Write the data out again, character for character, with no images.

+++ Records for the task +++

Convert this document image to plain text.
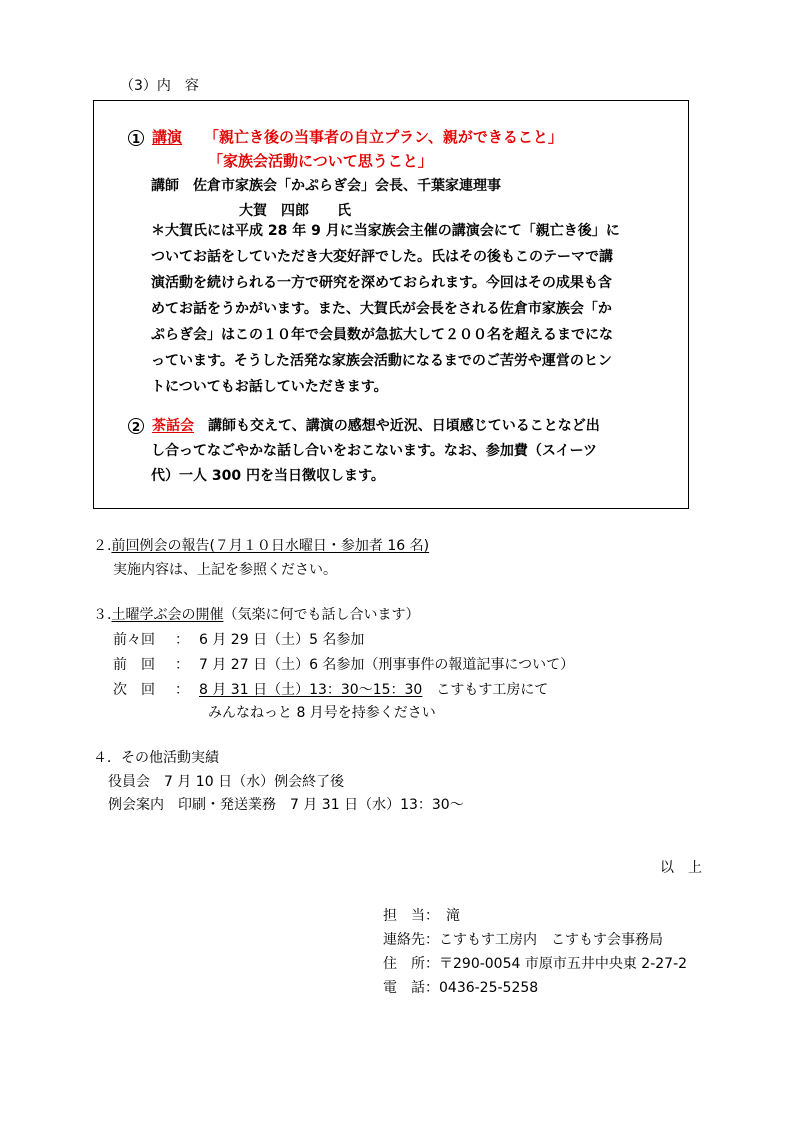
（3）内　容
1 講演 「親亡き後の当事者の自立プラン、親ができること」
「家族会活動について思うこと」
講師　佐倉市家族会「かぷらぎ会」会長、千葉家連理事
大賀　四郎　　氏
＊大賀氏には平成 28 年 9 月に当家族会主催の講演会にて「親亡き後」に
ついてお話をしていただき大変好評でした。氏はその後もこのテーマで講
演活動を続けられる一方で研究を深めておられます。今回はその成果も含
めてお話をうかがいます。また、大賀氏が会長をされる佐倉市家族会「か
ぷらぎ会」はこの１０年で会員数が急拡大して２００名を超えるまでにな
っています。そうした活発な家族会活動になるまでのご苦労や運営のヒン
トについてもお話していただきます。
2 茶話会　講師も交えて、講演の感想や近況、日頃感じていることなど出
し合ってなごやかな話し合いをおこないます。なお、参加費（スイーツ
代）一人 300 円を当日徴収します。
２.前回例会の報告(７月１０日水曜日・参加者 16 名)
実施内容は、上記を参照ください。
３.土曜学ぶ会の開催（気楽に何でも話し合います）
前々回 ： 6 月 29 日（土）5 名参加
前　回 ： 7 月 27 日（土）6 名参加（刑事事件の報道記事について）
次　回 ： 8 月 31 日（土）13：30～15：30　こすもす工房にて
みんなねっと 8 月号を持参ください
４．その他活動実績
役員会　7 月 10 日（水）例会終了後
例会案内　印刷・発送業務　7 月 31 日（水）13：30～
以　上
担　当：　滝
連絡先：こすもす工房内　こすもす会事務局
住　所：〒290-0054 市原市五井中央東 2-27-2
電　話：0436-25-5258
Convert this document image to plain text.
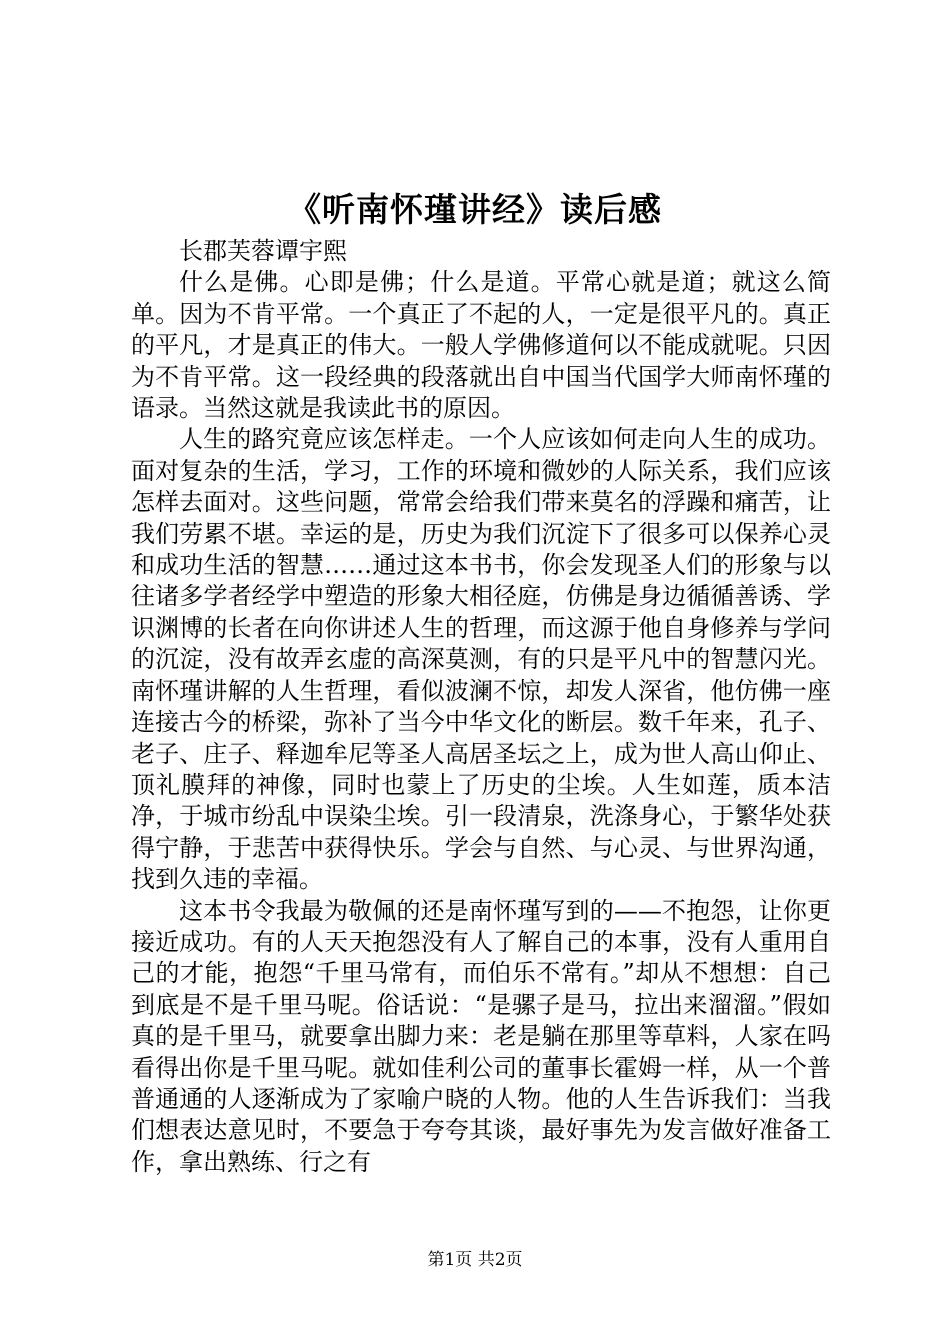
《听南怀瑾讲经》读后感
长郡芙蓉谭宇熙

什么是佛。心即是佛；什么是道。平常心就是道；就这么简单。因为不肯平常。一个真正了不起的人，一定是很平凡的。真正的平凡，才是真正的伟大。一般人学佛修道何以不能成就呢。只因为不肯平常。这一段经典的段落就出自中国当代国学大师南怀瑾的语录。当然这就是我读此书的原因。

人生的路究竟应该怎样走。一个人应该如何走向人生的成功。面对复杂的生活，学习，工作的环境和微妙的人际关系，我们应该怎样去面对。这些问题，常常会给我们带来莫名的浮躁和痛苦，让我们劳累不堪。幸运的是，历史为我们沉淀下了很多可以保养心灵和成功生活的智慧……通过这本书书，你会发现圣人们的形象与以往诸多学者经学中塑造的形象大相径庭，仿佛是身边循循善诱、学识渊博的长者在向你讲述人生的哲理，而这源于他自身修养与学问的沉淀，没有故弄玄虚的高深莫测，有的只是平凡中的智慧闪光。南怀瑾讲解的人生哲理，看似波澜不惊，却发人深省，他仿佛一座连接古今的桥梁，弥补了当今中华文化的断层。数千年来，孔子、老子、庄子、释迦牟尼等圣人高居圣坛之上，成为世人高山仰止、顶礼膜拜的神像，同时也蒙上了历史的尘埃。人生如莲，质本洁净，于城市纷乱中误染尘埃。引一段清泉，洗涤身心，于繁华处获得宁静，于悲苦中获得快乐。学会与自然、与心灵、与世界沟通，找到久违的幸福。

这本书令我最为敬佩的还是南怀瑾写到的——不抱怨，让你更接近成功。有的人天天抱怨没有人了解自己的本事，没有人重用自己的才能，抱怨“千里马常有，而伯乐不常有。”却从不想想：自己到底是不是千里马呢。俗话说：“是骡子是马，拉出来溜溜。”假如真的是千里马，就要拿出脚力来：老是躺在那里等草料，人家在吗看得出你是千里马呢。就如佳利公司的董事长霍姆一样，从一个普普通通的人逐渐成为了家喻户晓的人物。他的人生告诉我们：当我们想表达意见时，不要急于夸夸其谈，最好事先为发言做好准备工作，拿出熟练、行之有

第1页 共2页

+++

§ Right answer
Convert this document image to plain text.
（3）内　容
1 講演 「親亡き後の当事者の自立プラン、親ができること」
「家族会活動について思うこと」
講師　佐倉市家族会「かぷらぎ会」会長、千葉家連理事
大賀　四郎　　氏
＊大賀氏には平成 28 年 9 月に当家族会主催の講演会にて「親亡き後」に
ついてお話をしていただき大変好評でした。氏はその後もこのテーマで講
演活動を続けられる一方で研究を深めておられます。今回はその成果も含
めてお話をうかがいます。また、大賀氏が会長をされる佐倉市家族会「か
ぷらぎ会」はこの１０年で会員数が急拡大して２００名を超えるまでにな
っています。そうした活発な家族会活動になるまでのご苦労や運営のヒン
トについてもお話していただきます。
2 茶話会　講師も交えて、講演の感想や近況、日頃感じていることなど出
し合ってなごやかな話し合いをおこないます。なお、参加費（スイーツ
代）一人 300 円を当日徴収します。
２.前回例会の報告(７月１０日水曜日・参加者 16 名)
実施内容は、上記を参照ください。
３.土曜学ぶ会の開催（気楽に何でも話し合います）
前々回 ： 6 月 29 日（土）5 名参加
前　回 ： 7 月 27 日（土）6 名参加（刑事事件の報道記事について）
次　回 ： 8 月 31 日（土）13：30～15：30　こすもす工房にて
みんなねっと 8 月号を持参ください
４．その他活動実績
役員会　7 月 10 日（水）例会終了後
例会案内　印刷・発送業務　7 月 31 日（水）13：30～
以　上
担　当：　滝
連絡先：こすもす工房内　こすもす会事務局
住　所：〒290-0054 市原市五井中央東 2-27-2
電　話：0436-25-5258
Convert this document image to plain text.
《听南怀瑾讲经》读后感
长郡芙蓉谭宇熙

什么是佛。心即是佛；什么是道。平常心就是道；就这么简单。因为不肯平常。一个真正了不起的人，一定是很平凡的。真正的平凡，才是真正的伟大。一般人学佛修道何以不能成就呢。只因为不肯平常。这一段经典的段落就出自中国当代国学大师南怀瑾的语录。当然这就是我读此书的原因。

人生的路究竟应该怎样走。一个人应该如何走向人生的成功。面对复杂的生活，学习，工作的环境和微妙的人际关系，我们应该怎样去面对。这些问题，常常会给我们带来莫名的浮躁和痛苦，让我们劳累不堪。幸运的是，历史为我们沉淀下了很多可以保养心灵和成功生活的智慧……通过这本书书，你会发现圣人们的形象与以往诸多学者经学中塑造的形象大相径庭，仿佛是身边循循善诱、学识渊博的长者在向你讲述人生的哲理，而这源于他自身修养与学问的沉淀，没有故弄玄虚的高深莫测，有的只是平凡中的智慧闪光。南怀瑾讲解的人生哲理，看似波澜不惊，却发人深省，他仿佛一座连接古今的桥梁，弥补了当今中华文化的断层。数千年来，孔子、老子、庄子、释迦牟尼等圣人高居圣坛之上，成为世人高山仰止、顶礼膜拜的神像，同时也蒙上了历史的尘埃。人生如莲，质本洁净，于城市纷乱中误染尘埃。引一段清泉，洗涤身心，于繁华处获得宁静，于悲苦中获得快乐。学会与自然、与心灵、与世界沟通，找到久违的幸福。

这本书令我最为敬佩的还是南怀瑾写到的——不抱怨，让你更接近成功。有的人天天抱怨没有人了解自己的本事，没有人重用自己的才能，抱怨“千里马常有，而伯乐不常有。”却从不想想：自己到底是不是千里马呢。俗话说：“是骡子是马，拉出来溜溜。”假如真的是千里马，就要拿出脚力来：老是躺在那里等草料，人家在吗看得出你是千里马呢。就如佳利公司的董事长霍姆一样，从一个普普通通的人逐渐成为了家喻户晓的人物。他的人生告诉我们：当我们想表达意见时，不要急于夸夸其谈，最好事先为发言做好准备工作，拿出熟练、行之有

第1页 共2页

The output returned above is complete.